▶ STORED DATA:
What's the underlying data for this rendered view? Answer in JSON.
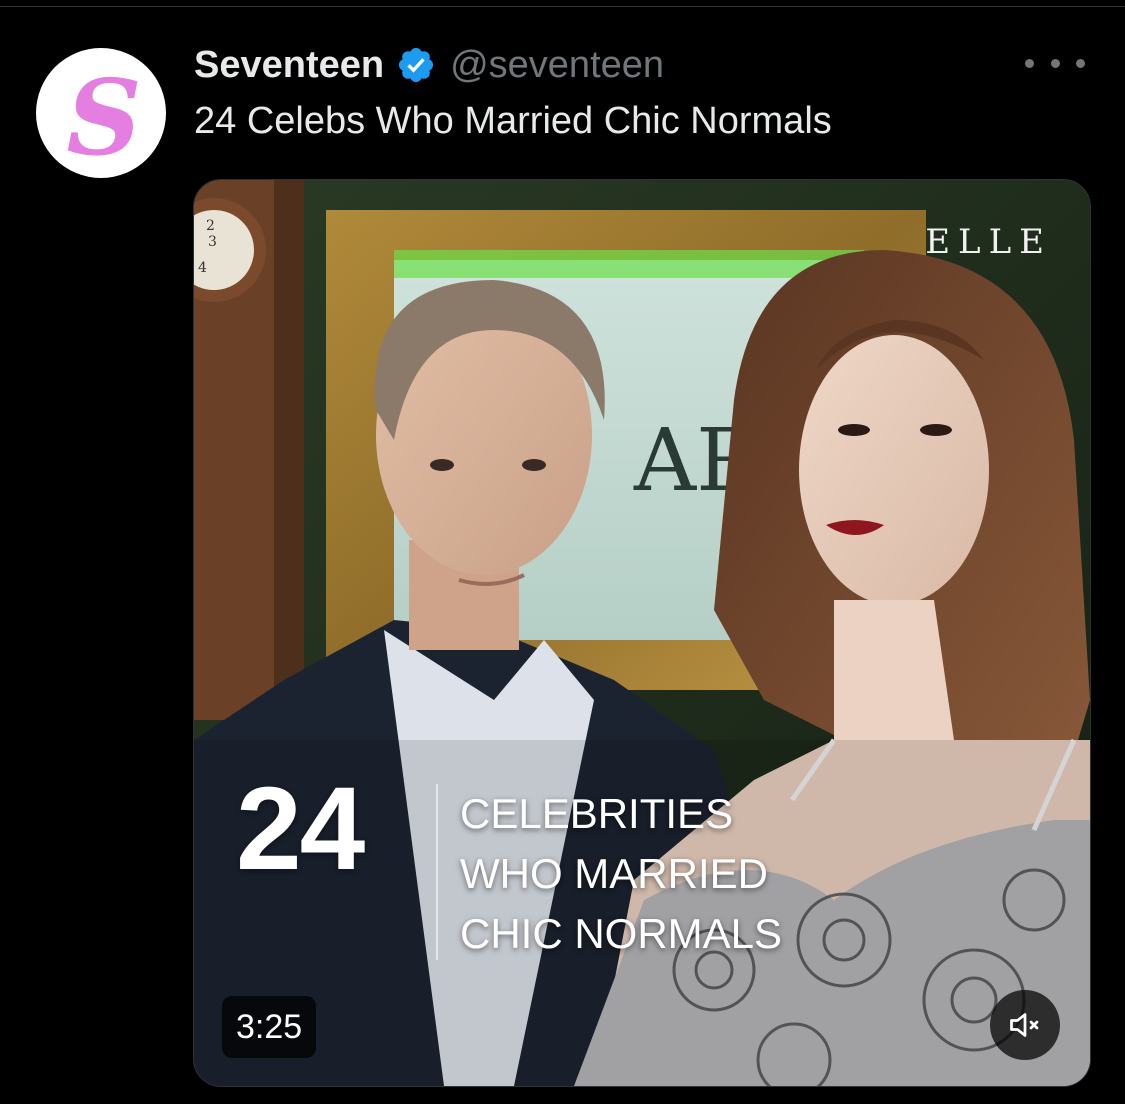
{
  "tweet": {
    "display_name": "Seventeen",
    "handle": "@seventeen",
    "text": "24 Celebs Who Married Chic Normals",
    "avatar_letter": "S",
    "verified": true,
    "more_icon": "ellipsis-icon"
  },
  "media": {
    "watermark": "ELLE",
    "overlay_number": "24",
    "overlay_lines": [
      "CELEBRITIES",
      "WHO MARRIED",
      "CHIC NORMALS"
    ],
    "sign_text": "AR",
    "clock_digits": [
      "2",
      "3",
      "4"
    ],
    "duration": "3:25",
    "mute_icon": "speaker-muted-icon"
  },
  "colors": {
    "background": "#000000",
    "text_primary": "#e7e9ea",
    "text_secondary": "#71767b",
    "verified_blue": "#1d9bf0",
    "avatar_pink": "#e47ee0"
  }
}
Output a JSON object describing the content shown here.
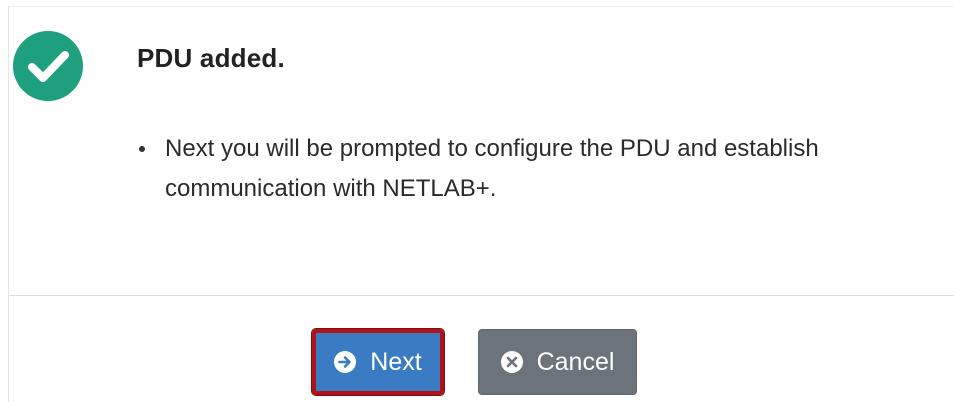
{
  "dialog": {
    "title": "PDU added.",
    "messages": [
      "Next you will be prompted to configure the PDU and establish communication with NETLAB+."
    ],
    "icon": "check-circle-icon",
    "colors": {
      "success": "#1e9f7e",
      "primary": "#3a7cc3",
      "highlight": "#b0121a",
      "secondary": "#6c737b"
    }
  },
  "buttons": {
    "next_label": "Next",
    "next_icon": "arrow-right-circle-icon",
    "cancel_label": "Cancel",
    "cancel_icon": "x-circle-icon"
  }
}
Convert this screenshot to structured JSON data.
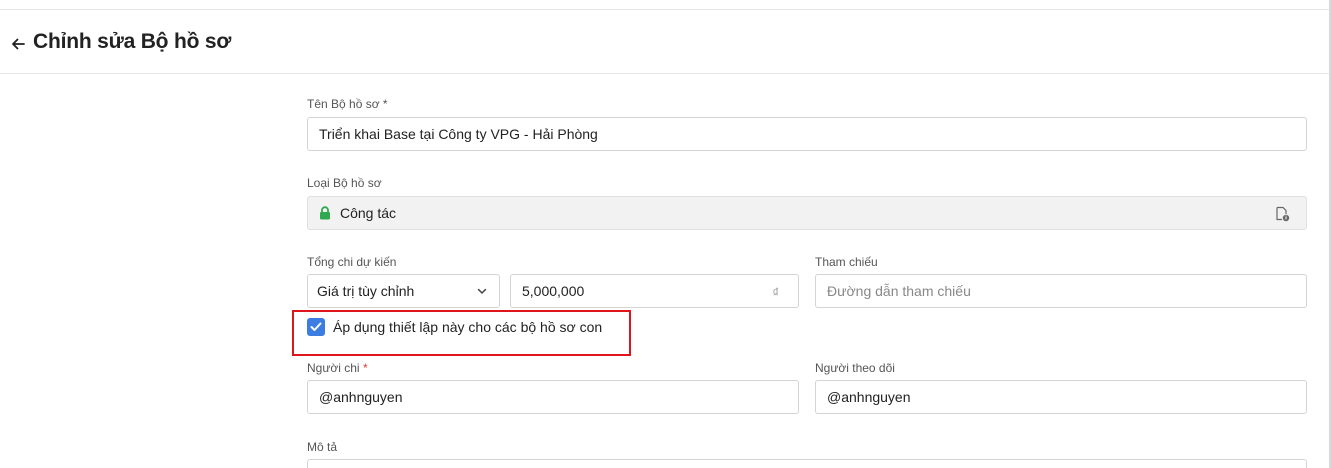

▶ PROBLEM: Your task is to quote exactly the lines from the one with "Output a JSON" through the end of the material, both included, without reproducing any pictures.

▶ RESPONSE FOR THIS EXERCISE:
Output a JSON object describing the content shown here.
{
  "dialog": {
    "title": "PDU added.",
    "messages": [
      "Next you will be prompted to configure the PDU and establish communication with NETLAB+."
    ],
    "icon": "check-circle-icon",
    "colors": {
      "success": "#1e9f7e",
      "primary": "#3a7cc3",
      "highlight": "#b0121a",
      "secondary": "#6c737b"
    }
  },
  "buttons": {
    "next_label": "Next",
    "next_icon": "arrow-right-circle-icon",
    "cancel_label": "Cancel",
    "cancel_icon": "x-circle-icon"
  }
}
Convert this screenshot to structured JSON data.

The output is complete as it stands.